Texto citado –

----

Um plano diretor aquém do que São Paulo merece

30/06/2023

Por Ricardo Young, presidente do IDS Brasil
Carolina Riberti Mattar, coordenadora executiva

A cidade de São Paulo atravessa um ponto de inflexão em relação ao futuro, a revisão de seu Plano Diretor originalmente concebido em 2014. Na época as Nações Unidas ainda não haviam aprovado os 17 Objetivos de Desenvolvimento Sustentável e suas 169 metas associadas. Portanto, ainda não havia o ODS 11, que preconiza “tornar as cidades e os assentamentos humanos inclusivos, seguros, resilientes e sustentáveis”. Somente a partir de 2015 os ODS passaram a vigorar, com a aprovação de 193 países membros, incluindo o Brasil.

Neste ano de 2023 o mundo está a meio caminho de cumprir as metas projetadas para 2030 pelos ODS. A atual revisão do Plano Diretor de São Paulo reforça logo de início que busca o alinhamento das diretrizes para a cidade aos ODS, especialmente aqueles ligados à segurança climática. No entanto, muitos formuladores de políticas públicas ainda relutam em alinhar propostas que apontem para o horizonte de esperança e qualidade de vida previsto neste acordo internacional. Essa relutância também está presente na atual revisão do Plano Diretor da Cidade de São Paulo, especialmente no capítulo que trata do adensamento de regiões próximas a serviços de transporte público, como Metrô, corredores de ônibus, estações ferroviárias e outras formas de mobilidade coletiva.

Organizações da sociedade civil e urbanistas alertam que oferecer junto a esses equipamentos públicos imóveis de alto custo e que utilizam espaços nobres de moradias para a oferta de garagens é uma distorção, em um claro desestímulo à mobilidade por meios coletivos. Enquanto isso a cidade padece com regiões de urbanização precária ou inexistente, longe de oportunidades de trabalho e com transporte de qualidade e quantidade abaixo daquilo preconizado pela ONU. A revisão do Plano Diretor cedeu aos interesses das incorporadoras e construtoras ao entregar para a especulação imobiliária áreas próximas aos equipamentos públicos de mobilidade, deixando de lado o propósito de oferecer moradias para as classes de menor renda.

----

Exercício A –
Segundo o artigo sobre o Plano Diretor de São Paulo, que adjetivos o ODS 11 preconiza para as cidades e os assentamentos humanos?

----

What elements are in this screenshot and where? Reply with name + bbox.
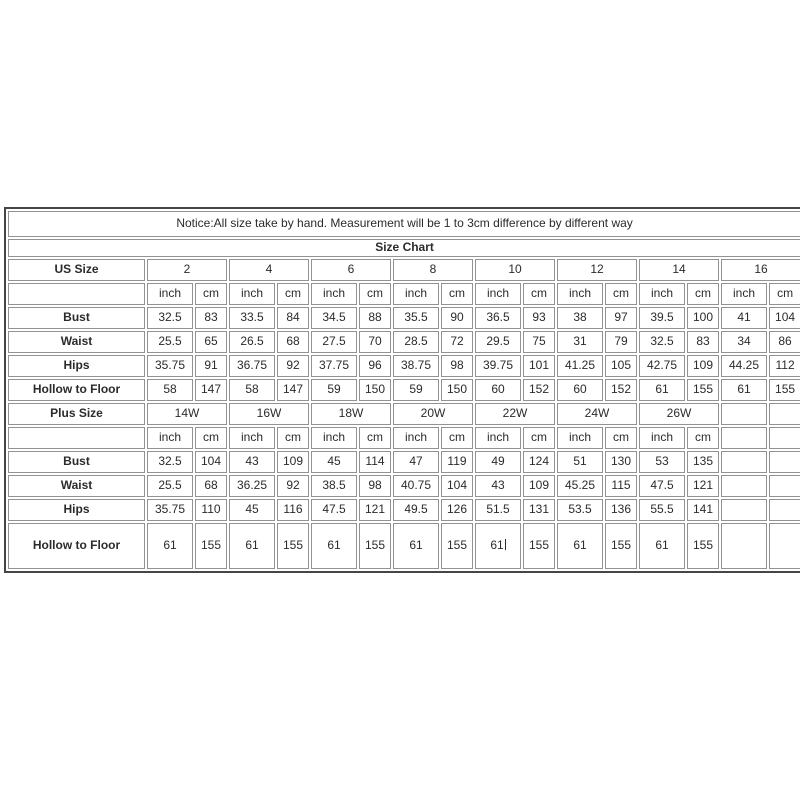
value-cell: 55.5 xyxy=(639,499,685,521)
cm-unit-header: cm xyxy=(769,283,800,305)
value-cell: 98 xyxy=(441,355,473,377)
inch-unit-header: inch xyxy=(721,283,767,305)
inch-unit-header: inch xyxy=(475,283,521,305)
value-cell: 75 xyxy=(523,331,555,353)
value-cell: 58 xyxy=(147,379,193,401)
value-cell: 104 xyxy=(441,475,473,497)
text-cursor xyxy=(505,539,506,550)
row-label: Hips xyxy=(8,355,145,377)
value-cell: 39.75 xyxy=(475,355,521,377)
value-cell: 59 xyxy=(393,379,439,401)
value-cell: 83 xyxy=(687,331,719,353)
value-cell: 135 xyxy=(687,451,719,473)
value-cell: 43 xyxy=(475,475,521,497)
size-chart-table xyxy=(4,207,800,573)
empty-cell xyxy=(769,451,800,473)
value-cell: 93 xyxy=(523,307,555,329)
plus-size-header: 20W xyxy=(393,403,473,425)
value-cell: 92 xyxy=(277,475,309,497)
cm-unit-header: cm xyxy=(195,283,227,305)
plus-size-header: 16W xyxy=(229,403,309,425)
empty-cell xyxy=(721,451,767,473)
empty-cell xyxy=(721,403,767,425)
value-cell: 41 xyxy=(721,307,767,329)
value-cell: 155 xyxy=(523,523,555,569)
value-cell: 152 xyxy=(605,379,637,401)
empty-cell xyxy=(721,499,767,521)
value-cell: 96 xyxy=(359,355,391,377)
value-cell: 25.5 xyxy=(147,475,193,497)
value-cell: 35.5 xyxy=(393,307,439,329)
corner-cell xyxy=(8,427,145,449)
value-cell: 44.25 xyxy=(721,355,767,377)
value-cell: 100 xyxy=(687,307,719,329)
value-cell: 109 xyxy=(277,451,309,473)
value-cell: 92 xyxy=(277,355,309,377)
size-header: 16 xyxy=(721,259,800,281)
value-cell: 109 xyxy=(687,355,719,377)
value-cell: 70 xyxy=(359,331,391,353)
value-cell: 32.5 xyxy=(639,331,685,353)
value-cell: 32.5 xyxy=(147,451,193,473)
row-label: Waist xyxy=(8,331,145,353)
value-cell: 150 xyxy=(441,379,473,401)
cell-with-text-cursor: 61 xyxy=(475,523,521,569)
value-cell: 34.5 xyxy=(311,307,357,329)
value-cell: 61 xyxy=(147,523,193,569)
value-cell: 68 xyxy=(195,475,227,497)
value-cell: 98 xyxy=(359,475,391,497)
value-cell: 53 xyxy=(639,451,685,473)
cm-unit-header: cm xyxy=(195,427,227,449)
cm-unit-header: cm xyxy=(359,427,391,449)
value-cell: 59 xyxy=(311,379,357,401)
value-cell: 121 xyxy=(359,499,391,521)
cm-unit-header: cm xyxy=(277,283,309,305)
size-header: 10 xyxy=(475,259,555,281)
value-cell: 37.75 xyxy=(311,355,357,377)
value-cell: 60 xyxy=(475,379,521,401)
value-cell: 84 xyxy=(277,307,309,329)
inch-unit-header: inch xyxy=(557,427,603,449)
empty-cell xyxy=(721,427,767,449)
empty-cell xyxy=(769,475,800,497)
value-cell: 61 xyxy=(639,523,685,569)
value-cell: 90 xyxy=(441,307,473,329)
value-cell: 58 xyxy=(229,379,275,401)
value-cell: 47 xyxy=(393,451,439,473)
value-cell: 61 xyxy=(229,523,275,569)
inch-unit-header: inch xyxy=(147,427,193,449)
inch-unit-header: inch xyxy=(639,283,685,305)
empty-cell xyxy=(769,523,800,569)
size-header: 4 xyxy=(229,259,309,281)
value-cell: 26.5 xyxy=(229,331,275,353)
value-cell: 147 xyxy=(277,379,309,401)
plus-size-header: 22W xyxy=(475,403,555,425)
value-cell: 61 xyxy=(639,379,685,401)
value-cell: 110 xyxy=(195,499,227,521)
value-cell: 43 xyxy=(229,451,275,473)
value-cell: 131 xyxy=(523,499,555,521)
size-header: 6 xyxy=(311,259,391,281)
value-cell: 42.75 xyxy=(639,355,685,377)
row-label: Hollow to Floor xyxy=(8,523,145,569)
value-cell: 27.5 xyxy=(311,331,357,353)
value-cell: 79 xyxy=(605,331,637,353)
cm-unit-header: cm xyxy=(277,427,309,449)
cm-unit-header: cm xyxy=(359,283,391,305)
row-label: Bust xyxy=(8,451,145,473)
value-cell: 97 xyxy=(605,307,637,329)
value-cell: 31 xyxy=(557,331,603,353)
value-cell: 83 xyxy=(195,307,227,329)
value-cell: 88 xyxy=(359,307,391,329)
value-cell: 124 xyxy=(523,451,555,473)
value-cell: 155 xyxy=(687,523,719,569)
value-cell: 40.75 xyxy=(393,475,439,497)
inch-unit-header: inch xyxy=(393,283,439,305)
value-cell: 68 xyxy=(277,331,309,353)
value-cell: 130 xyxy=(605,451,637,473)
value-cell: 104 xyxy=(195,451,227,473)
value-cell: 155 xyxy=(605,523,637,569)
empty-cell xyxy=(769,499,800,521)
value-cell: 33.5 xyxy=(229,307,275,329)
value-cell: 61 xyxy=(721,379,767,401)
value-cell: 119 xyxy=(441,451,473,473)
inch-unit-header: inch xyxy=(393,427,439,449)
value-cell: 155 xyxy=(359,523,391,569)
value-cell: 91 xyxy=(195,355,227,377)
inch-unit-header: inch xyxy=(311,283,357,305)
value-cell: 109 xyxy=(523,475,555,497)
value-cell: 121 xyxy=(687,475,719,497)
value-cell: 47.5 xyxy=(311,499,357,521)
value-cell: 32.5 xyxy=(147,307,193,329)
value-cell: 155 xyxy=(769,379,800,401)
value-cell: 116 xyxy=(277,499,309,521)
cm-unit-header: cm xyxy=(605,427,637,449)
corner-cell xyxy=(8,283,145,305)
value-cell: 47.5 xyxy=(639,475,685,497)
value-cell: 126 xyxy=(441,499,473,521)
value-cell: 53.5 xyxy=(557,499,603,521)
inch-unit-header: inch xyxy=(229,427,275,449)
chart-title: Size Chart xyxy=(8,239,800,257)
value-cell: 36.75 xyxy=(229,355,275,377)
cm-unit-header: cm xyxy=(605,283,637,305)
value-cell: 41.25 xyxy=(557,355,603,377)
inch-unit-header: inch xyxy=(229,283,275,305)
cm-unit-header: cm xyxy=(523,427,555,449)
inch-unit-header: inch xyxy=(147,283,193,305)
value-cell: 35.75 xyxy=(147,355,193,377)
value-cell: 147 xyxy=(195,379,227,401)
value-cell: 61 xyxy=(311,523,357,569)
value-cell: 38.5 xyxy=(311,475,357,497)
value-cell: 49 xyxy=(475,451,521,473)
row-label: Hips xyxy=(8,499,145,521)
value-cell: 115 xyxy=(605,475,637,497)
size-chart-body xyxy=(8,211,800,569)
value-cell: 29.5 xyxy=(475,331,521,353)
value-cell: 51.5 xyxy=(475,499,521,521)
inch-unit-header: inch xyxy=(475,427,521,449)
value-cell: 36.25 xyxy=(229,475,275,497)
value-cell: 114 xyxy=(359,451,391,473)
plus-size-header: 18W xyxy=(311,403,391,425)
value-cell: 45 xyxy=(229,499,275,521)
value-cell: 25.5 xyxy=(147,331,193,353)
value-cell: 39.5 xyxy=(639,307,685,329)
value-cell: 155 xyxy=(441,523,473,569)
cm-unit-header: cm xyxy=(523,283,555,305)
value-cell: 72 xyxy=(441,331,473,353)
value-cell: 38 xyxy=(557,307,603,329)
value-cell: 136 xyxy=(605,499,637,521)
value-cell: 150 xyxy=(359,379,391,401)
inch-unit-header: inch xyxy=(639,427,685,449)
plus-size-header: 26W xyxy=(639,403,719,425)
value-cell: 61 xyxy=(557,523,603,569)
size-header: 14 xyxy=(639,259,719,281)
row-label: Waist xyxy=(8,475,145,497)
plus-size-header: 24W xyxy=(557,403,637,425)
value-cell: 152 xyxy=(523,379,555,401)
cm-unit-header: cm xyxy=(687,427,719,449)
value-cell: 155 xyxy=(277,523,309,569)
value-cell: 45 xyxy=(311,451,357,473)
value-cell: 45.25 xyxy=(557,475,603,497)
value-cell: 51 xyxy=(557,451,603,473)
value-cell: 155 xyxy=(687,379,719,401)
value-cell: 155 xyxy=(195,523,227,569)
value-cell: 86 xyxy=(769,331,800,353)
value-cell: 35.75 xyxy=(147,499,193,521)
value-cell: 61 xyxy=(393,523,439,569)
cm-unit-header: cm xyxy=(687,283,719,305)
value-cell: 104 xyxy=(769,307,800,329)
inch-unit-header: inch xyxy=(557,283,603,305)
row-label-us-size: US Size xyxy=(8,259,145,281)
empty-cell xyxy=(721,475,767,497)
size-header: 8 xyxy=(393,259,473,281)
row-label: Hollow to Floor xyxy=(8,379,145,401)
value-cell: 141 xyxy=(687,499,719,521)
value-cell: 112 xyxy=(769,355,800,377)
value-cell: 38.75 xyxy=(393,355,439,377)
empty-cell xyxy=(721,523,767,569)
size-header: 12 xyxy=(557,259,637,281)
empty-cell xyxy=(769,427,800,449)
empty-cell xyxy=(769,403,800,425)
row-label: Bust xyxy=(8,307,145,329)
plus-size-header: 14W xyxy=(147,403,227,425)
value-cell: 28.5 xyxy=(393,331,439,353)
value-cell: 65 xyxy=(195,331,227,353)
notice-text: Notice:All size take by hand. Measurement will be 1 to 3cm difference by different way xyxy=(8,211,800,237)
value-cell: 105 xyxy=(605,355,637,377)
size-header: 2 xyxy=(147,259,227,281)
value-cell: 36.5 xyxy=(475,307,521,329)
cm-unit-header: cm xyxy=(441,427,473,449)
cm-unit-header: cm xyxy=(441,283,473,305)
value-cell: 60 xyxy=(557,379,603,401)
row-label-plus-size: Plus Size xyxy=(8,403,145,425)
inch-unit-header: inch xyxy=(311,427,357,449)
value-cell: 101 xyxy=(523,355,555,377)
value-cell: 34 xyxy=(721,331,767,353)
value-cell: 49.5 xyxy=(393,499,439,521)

----

Exercício B –
Reúna todas as linhas dos registros em que aparece a palavra "Hips".

Resposta completa A –
Inclusivos, seguros, resilientes e sustentáveis.

Resposta completa B –
row-label: Hips xyxy=(8,355,145,377)
row-label: Hips xyxy=(8,499,145,521)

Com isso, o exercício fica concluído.